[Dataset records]
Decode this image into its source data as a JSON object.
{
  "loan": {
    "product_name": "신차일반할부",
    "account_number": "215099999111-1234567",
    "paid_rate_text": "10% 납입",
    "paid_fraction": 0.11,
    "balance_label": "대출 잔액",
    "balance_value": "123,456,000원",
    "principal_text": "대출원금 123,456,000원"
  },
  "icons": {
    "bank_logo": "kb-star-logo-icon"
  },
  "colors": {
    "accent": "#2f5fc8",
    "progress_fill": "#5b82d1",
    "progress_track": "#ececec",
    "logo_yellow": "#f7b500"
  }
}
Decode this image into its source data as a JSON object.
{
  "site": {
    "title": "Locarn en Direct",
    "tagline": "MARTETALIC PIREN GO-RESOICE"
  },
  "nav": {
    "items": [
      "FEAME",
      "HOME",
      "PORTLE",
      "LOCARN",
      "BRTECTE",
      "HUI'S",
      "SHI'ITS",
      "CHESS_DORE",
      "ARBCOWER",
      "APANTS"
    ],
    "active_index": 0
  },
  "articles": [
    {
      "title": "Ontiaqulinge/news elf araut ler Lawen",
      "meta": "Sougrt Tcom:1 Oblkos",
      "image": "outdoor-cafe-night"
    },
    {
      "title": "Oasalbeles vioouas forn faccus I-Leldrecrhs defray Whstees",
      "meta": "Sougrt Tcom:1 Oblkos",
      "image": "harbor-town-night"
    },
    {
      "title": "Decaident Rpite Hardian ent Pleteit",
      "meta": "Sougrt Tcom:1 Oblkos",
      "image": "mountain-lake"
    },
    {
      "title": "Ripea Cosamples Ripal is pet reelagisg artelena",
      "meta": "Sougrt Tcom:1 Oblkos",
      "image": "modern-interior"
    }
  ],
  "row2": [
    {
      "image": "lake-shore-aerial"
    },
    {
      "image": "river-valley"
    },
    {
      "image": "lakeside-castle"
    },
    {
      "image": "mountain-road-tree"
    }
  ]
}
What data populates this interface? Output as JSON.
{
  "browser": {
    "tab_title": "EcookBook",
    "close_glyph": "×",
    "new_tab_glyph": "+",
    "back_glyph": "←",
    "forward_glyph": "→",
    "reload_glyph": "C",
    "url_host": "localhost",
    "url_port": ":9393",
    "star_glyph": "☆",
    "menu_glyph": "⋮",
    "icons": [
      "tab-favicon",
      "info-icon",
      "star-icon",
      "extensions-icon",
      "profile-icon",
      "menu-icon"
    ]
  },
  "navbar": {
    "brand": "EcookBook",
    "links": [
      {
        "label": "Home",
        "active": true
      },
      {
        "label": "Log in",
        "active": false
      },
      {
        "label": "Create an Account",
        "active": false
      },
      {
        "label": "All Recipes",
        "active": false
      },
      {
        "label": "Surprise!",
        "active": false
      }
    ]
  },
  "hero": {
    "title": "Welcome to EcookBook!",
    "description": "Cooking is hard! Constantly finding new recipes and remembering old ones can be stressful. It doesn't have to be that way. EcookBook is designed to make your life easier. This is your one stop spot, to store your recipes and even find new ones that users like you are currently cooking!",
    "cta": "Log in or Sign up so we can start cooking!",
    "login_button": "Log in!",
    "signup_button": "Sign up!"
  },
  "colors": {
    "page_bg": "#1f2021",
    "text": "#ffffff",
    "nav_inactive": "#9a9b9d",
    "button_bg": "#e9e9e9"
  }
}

### Direction
Give only the number of lines in the data that hold the word "mountain".

### Output of the exercise
2